• _Written exercise_
Repeat the entries below exactly as they appear, with no pictures.

• _Data for this task_
***

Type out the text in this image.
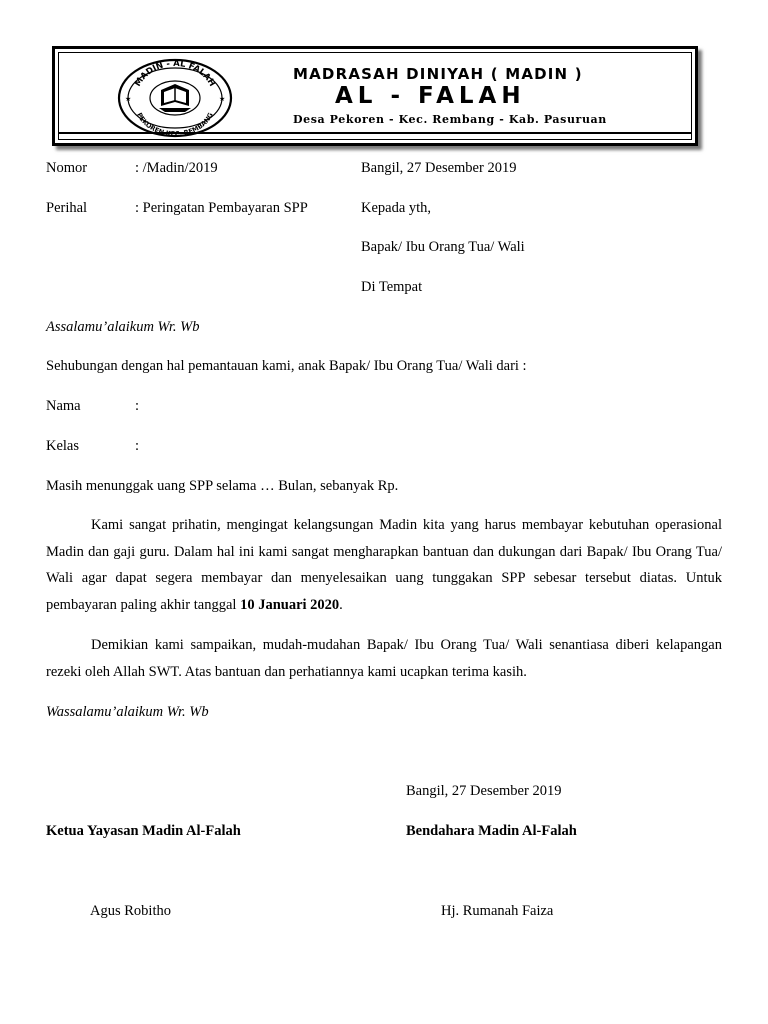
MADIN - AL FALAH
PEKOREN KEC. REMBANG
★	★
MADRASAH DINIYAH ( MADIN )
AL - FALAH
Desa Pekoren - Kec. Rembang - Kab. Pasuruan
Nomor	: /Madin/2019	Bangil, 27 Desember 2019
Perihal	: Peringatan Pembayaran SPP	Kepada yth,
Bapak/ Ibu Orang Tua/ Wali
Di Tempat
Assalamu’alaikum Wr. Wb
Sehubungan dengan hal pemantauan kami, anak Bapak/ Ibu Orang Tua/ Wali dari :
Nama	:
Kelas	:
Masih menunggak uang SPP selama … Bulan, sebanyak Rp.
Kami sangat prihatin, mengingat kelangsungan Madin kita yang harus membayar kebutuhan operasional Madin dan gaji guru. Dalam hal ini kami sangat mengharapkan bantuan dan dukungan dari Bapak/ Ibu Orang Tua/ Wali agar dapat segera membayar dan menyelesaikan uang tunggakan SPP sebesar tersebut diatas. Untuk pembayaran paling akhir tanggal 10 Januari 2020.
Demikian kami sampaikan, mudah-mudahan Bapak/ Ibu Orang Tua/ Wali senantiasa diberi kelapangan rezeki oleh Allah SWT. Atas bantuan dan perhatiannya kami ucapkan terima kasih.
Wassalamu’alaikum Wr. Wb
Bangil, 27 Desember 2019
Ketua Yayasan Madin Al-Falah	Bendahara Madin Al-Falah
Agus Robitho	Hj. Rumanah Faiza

***

• _Worked answer_
Type out the text in this image.
MADIN - AL FALAH
PEKOREN KEC. REMBANG
★	★
MADRASAH DINIYAH ( MADIN )
AL - FALAH
Desa Pekoren - Kec. Rembang - Kab. Pasuruan
Nomor	: /Madin/2019	Bangil, 27 Desember 2019
Perihal	: Peringatan Pembayaran SPP	Kepada yth,
Bapak/ Ibu Orang Tua/ Wali
Di Tempat
Assalamu’alaikum Wr. Wb
Sehubungan dengan hal pemantauan kami, anak Bapak/ Ibu Orang Tua/ Wali dari :
Nama	:
Kelas	:
Masih menunggak uang SPP selama … Bulan, sebanyak Rp.
Kami sangat prihatin, mengingat kelangsungan Madin kita yang harus membayar kebutuhan operasional Madin dan gaji guru. Dalam hal ini kami sangat mengharapkan bantuan dan dukungan dari Bapak/ Ibu Orang Tua/ Wali agar dapat segera membayar dan menyelesaikan uang tunggakan SPP sebesar tersebut diatas. Untuk pembayaran paling akhir tanggal 10 Januari 2020.
Demikian kami sampaikan, mudah-mudahan Bapak/ Ibu Orang Tua/ Wali senantiasa diberi kelapangan rezeki oleh Allah SWT. Atas bantuan dan perhatiannya kami ucapkan terima kasih.
Wassalamu’alaikum Wr. Wb
Bangil, 27 Desember 2019
Ketua Yayasan Madin Al-Falah	Bendahara Madin Al-Falah
Agus Robitho	Hj. Rumanah Faiza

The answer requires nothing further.